Copy the lines that follow, keeping every character the same.

___ RECORDS PROVIDED

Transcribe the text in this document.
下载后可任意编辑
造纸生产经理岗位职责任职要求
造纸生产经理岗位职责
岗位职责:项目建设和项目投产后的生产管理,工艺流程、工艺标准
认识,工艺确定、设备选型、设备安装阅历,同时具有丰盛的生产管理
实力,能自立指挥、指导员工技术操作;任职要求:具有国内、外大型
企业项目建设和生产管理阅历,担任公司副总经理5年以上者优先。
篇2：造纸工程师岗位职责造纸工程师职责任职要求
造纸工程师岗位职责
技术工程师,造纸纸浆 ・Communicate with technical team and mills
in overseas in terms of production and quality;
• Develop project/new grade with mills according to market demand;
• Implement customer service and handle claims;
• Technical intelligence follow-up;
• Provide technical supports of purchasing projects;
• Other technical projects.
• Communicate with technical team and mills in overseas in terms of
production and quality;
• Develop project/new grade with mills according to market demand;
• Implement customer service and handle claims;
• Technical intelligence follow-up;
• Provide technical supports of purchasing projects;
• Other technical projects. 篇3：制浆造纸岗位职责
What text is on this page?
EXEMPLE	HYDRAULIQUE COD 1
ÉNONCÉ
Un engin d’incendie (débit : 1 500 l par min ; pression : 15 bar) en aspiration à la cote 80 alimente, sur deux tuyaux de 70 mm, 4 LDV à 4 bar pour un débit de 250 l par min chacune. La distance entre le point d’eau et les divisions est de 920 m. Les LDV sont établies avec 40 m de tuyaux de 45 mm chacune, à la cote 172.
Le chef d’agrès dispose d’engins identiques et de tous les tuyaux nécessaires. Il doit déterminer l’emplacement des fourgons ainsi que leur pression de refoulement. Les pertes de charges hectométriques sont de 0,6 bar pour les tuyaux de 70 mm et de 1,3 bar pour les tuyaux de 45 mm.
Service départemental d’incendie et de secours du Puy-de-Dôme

______

EXPECTED ANSWER:
Transcribe the text in this document.
下载后可任意编辑
造纸生产经理岗位职责任职要求
造纸生产经理岗位职责
岗位职责:项目建设和项目投产后的生产管理,工艺流程、工艺标准
认识,工艺确定、设备选型、设备安装阅历,同时具有丰盛的生产管理
实力,能自立指挥、指导员工技术操作;任职要求:具有国内、外大型
企业项目建设和生产管理阅历,担任公司副总经理5年以上者优先。
篇2：造纸工程师岗位职责造纸工程师职责任职要求
造纸工程师岗位职责
技术工程师,造纸纸浆 ・Communicate with technical team and mills
in overseas in terms of production and quality;
• Develop project/new grade with mills according to market demand;
• Implement customer service and handle claims;
• Technical intelligence follow-up;
• Provide technical supports of purchasing projects;
• Other technical projects.
• Communicate with technical team and mills in overseas in terms of
production and quality;
• Develop project/new grade with mills according to market demand;
• Implement customer service and handle claims;
• Technical intelligence follow-up;
• Provide technical supports of purchasing projects;
• Other technical projects. 篇3：制浆造纸岗位职责
What text is on this page?
EXEMPLE	HYDRAULIQUE COD 1
ÉNONCÉ
Un engin d’incendie (débit : 1 500 l par min ; pression : 15 bar) en aspiration à la cote 80 alimente, sur deux tuyaux de 70 mm, 4 LDV à 4 bar pour un débit de 250 l par min chacune. La distance entre le point d’eau et les divisions est de 920 m. Les LDV sont établies avec 40 m de tuyaux de 45 mm chacune, à la cote 172.
Le chef d’agrès dispose d’engins identiques et de tous les tuyaux nécessaires. Il doit déterminer l’emplacement des fourgons ainsi que leur pression de refoulement. Les pertes de charges hectométriques sont de 0,6 bar pour les tuyaux de 70 mm et de 1,3 bar pour les tuyaux de 45 mm.
Service départemental d’incendie et de secours du Puy-de-Dôme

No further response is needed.